§ DATASET ROWS:
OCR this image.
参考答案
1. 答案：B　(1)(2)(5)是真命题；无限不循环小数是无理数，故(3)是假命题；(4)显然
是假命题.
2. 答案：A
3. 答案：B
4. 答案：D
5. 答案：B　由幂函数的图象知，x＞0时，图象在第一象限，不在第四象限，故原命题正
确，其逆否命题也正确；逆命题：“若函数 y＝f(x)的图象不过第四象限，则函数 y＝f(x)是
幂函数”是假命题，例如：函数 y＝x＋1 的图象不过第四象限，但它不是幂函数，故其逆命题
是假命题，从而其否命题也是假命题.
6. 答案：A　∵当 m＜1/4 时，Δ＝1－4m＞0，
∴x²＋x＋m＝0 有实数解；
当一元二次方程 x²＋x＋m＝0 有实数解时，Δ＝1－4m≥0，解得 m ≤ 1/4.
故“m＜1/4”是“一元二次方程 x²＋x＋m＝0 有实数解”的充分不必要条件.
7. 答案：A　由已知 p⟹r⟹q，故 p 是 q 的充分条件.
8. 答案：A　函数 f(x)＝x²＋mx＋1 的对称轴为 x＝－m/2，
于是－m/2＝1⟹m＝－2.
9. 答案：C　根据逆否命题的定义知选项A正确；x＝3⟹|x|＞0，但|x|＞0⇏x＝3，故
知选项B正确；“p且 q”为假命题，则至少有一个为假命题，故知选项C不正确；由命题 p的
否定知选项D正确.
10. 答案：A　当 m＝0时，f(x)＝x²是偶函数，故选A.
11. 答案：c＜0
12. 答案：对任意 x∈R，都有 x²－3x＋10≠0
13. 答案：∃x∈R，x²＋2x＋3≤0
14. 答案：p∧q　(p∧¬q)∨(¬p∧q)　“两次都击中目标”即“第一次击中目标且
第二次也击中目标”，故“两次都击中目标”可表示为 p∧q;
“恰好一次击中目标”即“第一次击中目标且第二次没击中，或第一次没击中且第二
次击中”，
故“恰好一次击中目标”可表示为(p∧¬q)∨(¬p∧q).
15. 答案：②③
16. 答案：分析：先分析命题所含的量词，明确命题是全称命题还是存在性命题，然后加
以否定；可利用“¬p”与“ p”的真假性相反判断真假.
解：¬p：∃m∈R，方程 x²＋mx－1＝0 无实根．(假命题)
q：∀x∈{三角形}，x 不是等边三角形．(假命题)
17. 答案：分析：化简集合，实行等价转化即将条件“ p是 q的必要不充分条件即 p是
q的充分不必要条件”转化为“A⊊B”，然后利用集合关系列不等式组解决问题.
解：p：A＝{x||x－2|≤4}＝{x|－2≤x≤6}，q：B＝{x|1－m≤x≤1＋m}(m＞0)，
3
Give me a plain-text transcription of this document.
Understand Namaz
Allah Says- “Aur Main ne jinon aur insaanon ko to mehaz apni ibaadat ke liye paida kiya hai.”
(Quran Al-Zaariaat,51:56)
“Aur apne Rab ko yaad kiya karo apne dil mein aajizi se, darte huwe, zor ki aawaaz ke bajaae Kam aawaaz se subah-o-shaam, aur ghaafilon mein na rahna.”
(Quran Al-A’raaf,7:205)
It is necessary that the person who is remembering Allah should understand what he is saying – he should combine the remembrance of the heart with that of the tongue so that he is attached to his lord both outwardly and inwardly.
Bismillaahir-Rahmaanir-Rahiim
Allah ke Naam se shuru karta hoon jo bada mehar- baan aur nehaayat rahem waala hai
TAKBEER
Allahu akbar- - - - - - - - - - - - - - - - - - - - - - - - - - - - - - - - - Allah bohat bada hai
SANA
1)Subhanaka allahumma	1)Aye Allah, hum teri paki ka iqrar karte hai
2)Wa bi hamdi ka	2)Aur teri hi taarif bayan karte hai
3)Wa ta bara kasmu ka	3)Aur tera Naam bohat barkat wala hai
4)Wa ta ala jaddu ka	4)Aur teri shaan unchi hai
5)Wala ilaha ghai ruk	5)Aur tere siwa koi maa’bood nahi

§ DIRECTIONS FOR THIS TASK: Above are the records; retype every one exactly.

§ RESPONSE FOR THIS EXERCISE:
OCR this image.
参考答案
1. 答案：B　(1)(2)(5)是真命题；无限不循环小数是无理数，故(3)是假命题；(4)显然
是假命题.
2. 答案：A
3. 答案：B
4. 答案：D
5. 答案：B　由幂函数的图象知，x＞0时，图象在第一象限，不在第四象限，故原命题正
确，其逆否命题也正确；逆命题：“若函数 y＝f(x)的图象不过第四象限，则函数 y＝f(x)是
幂函数”是假命题，例如：函数 y＝x＋1 的图象不过第四象限，但它不是幂函数，故其逆命题
是假命题，从而其否命题也是假命题.
6. 答案：A　∵当 m＜1/4 时，Δ＝1－4m＞0，
∴x²＋x＋m＝0 有实数解；
当一元二次方程 x²＋x＋m＝0 有实数解时，Δ＝1－4m≥0，解得 m ≤ 1/4.
故“m＜1/4”是“一元二次方程 x²＋x＋m＝0 有实数解”的充分不必要条件.
7. 答案：A　由已知 p⟹r⟹q，故 p 是 q 的充分条件.
8. 答案：A　函数 f(x)＝x²＋mx＋1 的对称轴为 x＝－m/2，
于是－m/2＝1⟹m＝－2.
9. 答案：C　根据逆否命题的定义知选项A正确；x＝3⟹|x|＞0，但|x|＞0⇏x＝3，故
知选项B正确；“p且 q”为假命题，则至少有一个为假命题，故知选项C不正确；由命题 p的
否定知选项D正确.
10. 答案：A　当 m＝0时，f(x)＝x²是偶函数，故选A.
11. 答案：c＜0
12. 答案：对任意 x∈R，都有 x²－3x＋10≠0
13. 答案：∃x∈R，x²＋2x＋3≤0
14. 答案：p∧q　(p∧¬q)∨(¬p∧q)　“两次都击中目标”即“第一次击中目标且
第二次也击中目标”，故“两次都击中目标”可表示为 p∧q;
“恰好一次击中目标”即“第一次击中目标且第二次没击中，或第一次没击中且第二
次击中”，
故“恰好一次击中目标”可表示为(p∧¬q)∨(¬p∧q).
15. 答案：②③
16. 答案：分析：先分析命题所含的量词，明确命题是全称命题还是存在性命题，然后加
以否定；可利用“¬p”与“ p”的真假性相反判断真假.
解：¬p：∃m∈R，方程 x²＋mx－1＝0 无实根．(假命题)
q：∀x∈{三角形}，x 不是等边三角形．(假命题)
17. 答案：分析：化简集合，实行等价转化即将条件“ p是 q的必要不充分条件即 p是
q的充分不必要条件”转化为“A⊊B”，然后利用集合关系列不等式组解决问题.
解：p：A＝{x||x－2|≤4}＝{x|－2≤x≤6}，q：B＝{x|1－m≤x≤1＋m}(m＞0)，
3
Give me a plain-text transcription of this document.
Understand Namaz
Allah Says- “Aur Main ne jinon aur insaanon ko to mehaz apni ibaadat ke liye paida kiya hai.”
(Quran Al-Zaariaat,51:56)
“Aur apne Rab ko yaad kiya karo apne dil mein aajizi se, darte huwe, zor ki aawaaz ke bajaae Kam aawaaz se subah-o-shaam, aur ghaafilon mein na rahna.”
(Quran Al-A’raaf,7:205)
It is necessary that the person who is remembering Allah should understand what he is saying – he should combine the remembrance of the heart with that of the tongue so that he is attached to his lord both outwardly and inwardly.
Bismillaahir-Rahmaanir-Rahiim
Allah ke Naam se shuru karta hoon jo bada mehar- baan aur nehaayat rahem waala hai
TAKBEER
Allahu akbar- - - - - - - - - - - - - - - - - - - - - - - - - - - - - - - - - Allah bohat bada hai
SANA
1)Subhanaka allahumma	1)Aye Allah, hum teri paki ka iqrar karte hai
2)Wa bi hamdi ka	2)Aur teri hi taarif bayan karte hai
3)Wa ta bara kasmu ka	3)Aur tera Naam bohat barkat wala hai
4)Wa ta ala jaddu ka	4)Aur teri shaan unchi hai
5)Wala ilaha ghai ruk	5)Aur tere siwa koi maa’bood nahi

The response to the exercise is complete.